**Passage fourni:**
# Theme sous Snow Leopard



## canaylan (23 Novembre 2009)

Bonjour à tous 

je suis actuellement entrain de personnaliser mon interface sous snow leopard , pour le dock et les icones tout va bien mais quand il s'agit de changer de themes j'ai beau faire des recherches je ne trouve pas de solution : / Shapeshifter n'étant pas compatible .

J'aimerai avoir une solution pour installer un theme pour les fenêtres de osx gris foncé ou noir , si les fenêtres en arriete plan pouvaient être transparentes ça serait parfait. 

Merci d'avance


----------



## zep3 (23 Novembre 2009)

Il y a pas encore de logiciel compatible Snow Leopard mais il y a des thèmes disponible: http://guipulp.com/category/macintosh/snowleopardthemes/

Tu peux en trouver des autres sur Macthemes


----------



## Anonyme (23 Novembre 2009)

Toujours là pour la pub toi .


----------



## smitch (23 Novembre 2009)

zep3 a dit:


> Il y a pas encore de logiciel compatible Snow Leopard mais il y a des thèmes disponible: http://guipulp.com/category/macintosh/snowleopardthemes/
> 
> Tu peux en trouver des autres sur Macthemes



Ok mais comment on applique ces thèmes ?

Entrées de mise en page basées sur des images

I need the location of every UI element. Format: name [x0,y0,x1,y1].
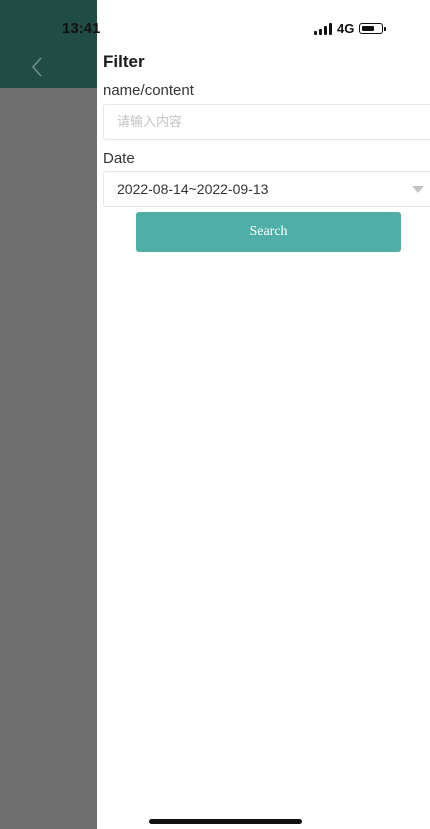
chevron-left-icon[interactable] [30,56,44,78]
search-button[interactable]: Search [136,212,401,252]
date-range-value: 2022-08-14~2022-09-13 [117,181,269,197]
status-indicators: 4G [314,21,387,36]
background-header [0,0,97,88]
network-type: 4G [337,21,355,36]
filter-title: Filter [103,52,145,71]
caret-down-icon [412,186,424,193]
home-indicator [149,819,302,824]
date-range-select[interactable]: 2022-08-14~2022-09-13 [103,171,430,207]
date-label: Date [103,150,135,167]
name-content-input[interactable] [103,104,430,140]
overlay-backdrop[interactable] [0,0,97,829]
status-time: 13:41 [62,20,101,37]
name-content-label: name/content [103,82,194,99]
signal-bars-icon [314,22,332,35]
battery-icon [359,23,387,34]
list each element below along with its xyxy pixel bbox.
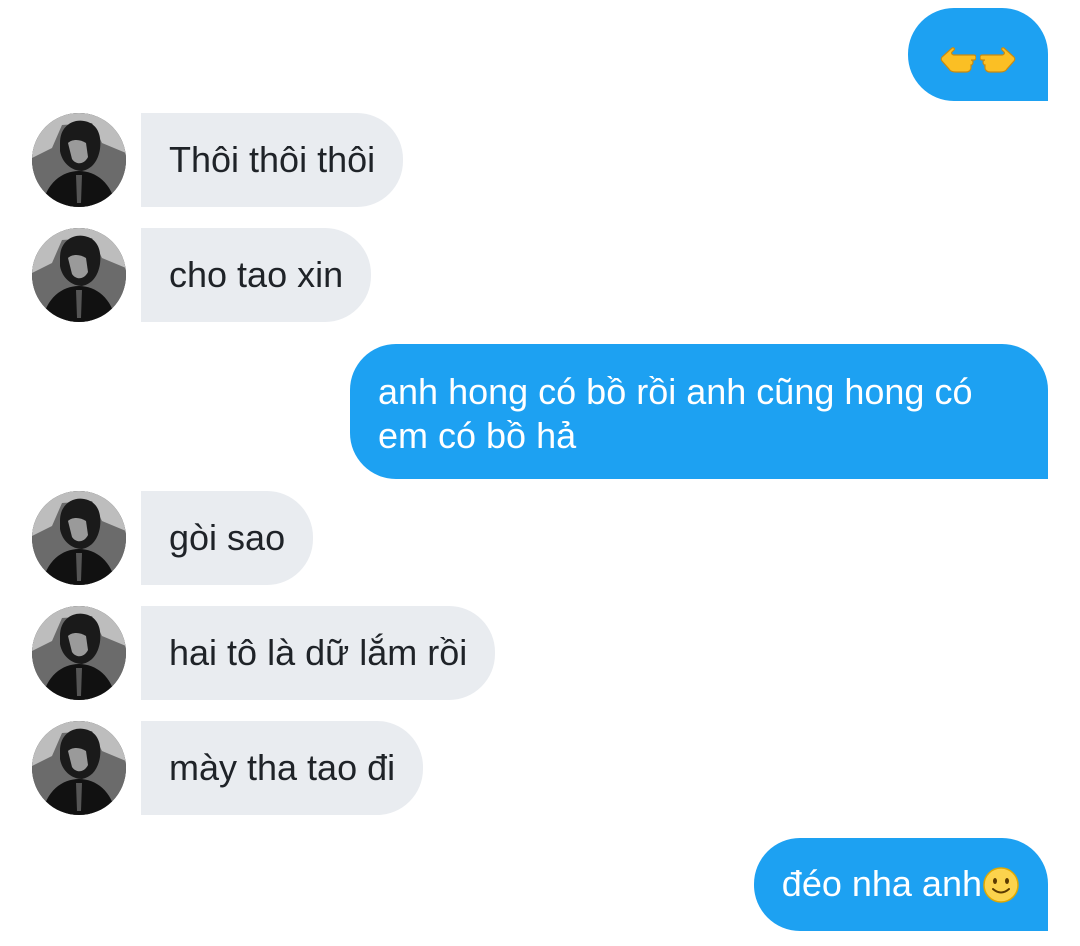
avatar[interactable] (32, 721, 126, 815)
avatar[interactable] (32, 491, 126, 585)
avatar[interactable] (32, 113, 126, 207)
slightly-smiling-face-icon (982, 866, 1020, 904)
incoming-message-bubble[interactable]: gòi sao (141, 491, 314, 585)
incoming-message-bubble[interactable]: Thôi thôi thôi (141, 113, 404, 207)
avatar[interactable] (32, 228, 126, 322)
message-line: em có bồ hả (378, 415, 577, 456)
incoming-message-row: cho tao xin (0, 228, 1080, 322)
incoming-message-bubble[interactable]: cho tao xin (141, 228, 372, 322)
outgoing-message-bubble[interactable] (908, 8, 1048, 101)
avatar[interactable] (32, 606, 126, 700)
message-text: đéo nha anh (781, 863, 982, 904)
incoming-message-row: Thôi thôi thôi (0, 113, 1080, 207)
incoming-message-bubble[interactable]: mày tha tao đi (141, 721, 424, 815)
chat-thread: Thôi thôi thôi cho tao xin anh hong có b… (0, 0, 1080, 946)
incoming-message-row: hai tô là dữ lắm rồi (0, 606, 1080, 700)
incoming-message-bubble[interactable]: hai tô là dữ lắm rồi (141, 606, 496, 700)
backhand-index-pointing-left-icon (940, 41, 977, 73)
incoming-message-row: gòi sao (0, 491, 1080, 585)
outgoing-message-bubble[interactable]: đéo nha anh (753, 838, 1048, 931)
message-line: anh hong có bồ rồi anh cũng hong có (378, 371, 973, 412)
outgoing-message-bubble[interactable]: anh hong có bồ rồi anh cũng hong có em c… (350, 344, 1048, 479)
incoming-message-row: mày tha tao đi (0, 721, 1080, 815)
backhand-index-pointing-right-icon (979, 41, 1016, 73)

**Liste des tâches:**
1. Traduisez en anglais, s'il vous plaît, cette phrase du passage fourni : « J'aimerai avoir une solution pour installer un theme pour les fenêtres de osx gris foncé ou noir , si les fenêtres en arriete plan pouvaient être transparentes ça serait parfait. »
2. Reformulez sous forme de liste courte le paragraphe du passage fourni qui commence par « je suis actuellement entrain de personnaliser », en gardant ses faits principaux.
3. D'après le passage fourni, quel site est cité pour trouver d'autres thèmes, en plus du lien donné ?

**Réponses aux tâches:**
1. I would like a solution for installing a dark gray or black theme for OS X windows; if the background windows could be transparent, that would be perfect.

2.
- Personnalisation de l'interface sous Snow Leopard en cours
- Aucun problème pour le dock et les icônes
- Aucune solution trouvée pour changer de thème, malgré des recherches
- Shapeshifter n'est pas compatible

3. Macthemes.